__TO DO__. Every line with the word "十大杰出" in it should be extracted from the data that follows.

*** THE INPUT ***

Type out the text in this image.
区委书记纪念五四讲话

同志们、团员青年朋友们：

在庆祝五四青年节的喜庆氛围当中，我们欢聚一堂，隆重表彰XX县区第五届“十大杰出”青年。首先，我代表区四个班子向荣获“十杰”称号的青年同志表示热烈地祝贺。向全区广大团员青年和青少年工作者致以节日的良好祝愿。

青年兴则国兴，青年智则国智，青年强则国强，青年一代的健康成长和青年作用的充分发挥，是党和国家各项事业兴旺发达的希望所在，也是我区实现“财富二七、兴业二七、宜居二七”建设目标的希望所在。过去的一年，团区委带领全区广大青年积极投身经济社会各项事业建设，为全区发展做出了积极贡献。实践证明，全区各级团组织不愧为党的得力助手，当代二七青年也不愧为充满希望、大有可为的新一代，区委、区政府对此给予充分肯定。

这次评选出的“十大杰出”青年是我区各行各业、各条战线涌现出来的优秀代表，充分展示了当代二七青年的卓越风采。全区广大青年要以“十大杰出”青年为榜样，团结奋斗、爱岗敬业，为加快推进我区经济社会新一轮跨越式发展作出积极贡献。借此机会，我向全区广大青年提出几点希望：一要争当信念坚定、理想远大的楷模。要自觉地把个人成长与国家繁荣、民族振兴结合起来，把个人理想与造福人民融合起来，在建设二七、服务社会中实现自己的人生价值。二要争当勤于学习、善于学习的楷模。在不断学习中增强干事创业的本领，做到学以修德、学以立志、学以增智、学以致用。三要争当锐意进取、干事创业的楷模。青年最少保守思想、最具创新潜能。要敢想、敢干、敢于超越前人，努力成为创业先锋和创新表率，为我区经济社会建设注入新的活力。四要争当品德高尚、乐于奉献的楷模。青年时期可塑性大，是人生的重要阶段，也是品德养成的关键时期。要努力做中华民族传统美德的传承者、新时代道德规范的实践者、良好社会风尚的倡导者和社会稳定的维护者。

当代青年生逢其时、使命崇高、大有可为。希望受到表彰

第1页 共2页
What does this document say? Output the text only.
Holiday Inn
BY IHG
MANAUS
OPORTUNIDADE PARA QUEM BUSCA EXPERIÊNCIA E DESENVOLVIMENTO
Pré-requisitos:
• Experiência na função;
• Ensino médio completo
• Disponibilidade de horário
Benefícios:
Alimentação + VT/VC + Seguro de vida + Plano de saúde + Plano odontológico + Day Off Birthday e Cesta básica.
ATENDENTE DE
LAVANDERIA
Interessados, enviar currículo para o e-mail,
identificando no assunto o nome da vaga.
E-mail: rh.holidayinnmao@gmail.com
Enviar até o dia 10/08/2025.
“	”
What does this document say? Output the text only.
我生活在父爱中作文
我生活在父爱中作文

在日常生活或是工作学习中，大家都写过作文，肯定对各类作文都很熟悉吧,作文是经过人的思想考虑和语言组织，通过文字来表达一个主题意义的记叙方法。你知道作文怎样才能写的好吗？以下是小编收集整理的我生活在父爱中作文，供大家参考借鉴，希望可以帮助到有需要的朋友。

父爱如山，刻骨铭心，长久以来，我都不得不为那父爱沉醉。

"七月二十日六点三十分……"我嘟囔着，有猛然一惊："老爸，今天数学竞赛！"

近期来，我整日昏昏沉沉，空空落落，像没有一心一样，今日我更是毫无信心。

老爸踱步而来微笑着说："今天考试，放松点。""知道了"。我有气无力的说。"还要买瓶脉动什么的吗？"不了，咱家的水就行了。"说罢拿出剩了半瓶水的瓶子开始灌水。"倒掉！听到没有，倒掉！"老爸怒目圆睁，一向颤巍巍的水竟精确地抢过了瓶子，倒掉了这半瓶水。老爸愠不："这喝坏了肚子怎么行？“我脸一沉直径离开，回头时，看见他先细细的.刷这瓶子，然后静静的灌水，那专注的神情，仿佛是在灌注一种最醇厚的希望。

***

__THE SOLUTION__.
在庆祝五四青年节的喜庆氛围当中，我们欢聚一堂，隆重表彰XX县区第五届“十大杰出”青年。首先，我代表区四个班子向荣获“十杰”称号的青年同志表示热烈地祝贺。向全区广大团员青年和青少年工作者致以节日的良好祝愿。
这次评选出的“十大杰出”青年是我区各行各业、各条战线涌现出来的优秀代表，充分展示了当代二七青年的卓越风采。全区广大青年要以“十大杰出”青年为榜样，团结奋斗、爱岗敬业，为加快推进我区经济社会新一轮跨越式发展作出积极贡献。借此机会，我向全区广大青年提出几点希望：一要争当信念坚定、理想远大的楷模。要自觉地把个人成长与国家繁荣、民族振兴结合起来，把个人理想与造福人民融合起来，在建设二七、服务社会中实现自己的人生价值。二要争当勤于学习、善于学习的楷模。在不断学习中增强干事创业的本领，做到学以修德、学以立志、学以增智、学以致用。三要争当锐意进取、干事创业的楷模。青年最少保守思想、最具创新潜能。要敢想、敢干、敢于超越前人，努力成为创业先锋和创新表率，为我区经济社会建设注入新的活力。四要争当品德高尚、乐于奉献的楷模。青年时期可塑性大，是人生的重要阶段，也是品德养成的关键时期。要努力做中华民族传统美德的传承者、新时代道德规范的实践者、良好社会风尚的倡导者和社会稳定的维护者。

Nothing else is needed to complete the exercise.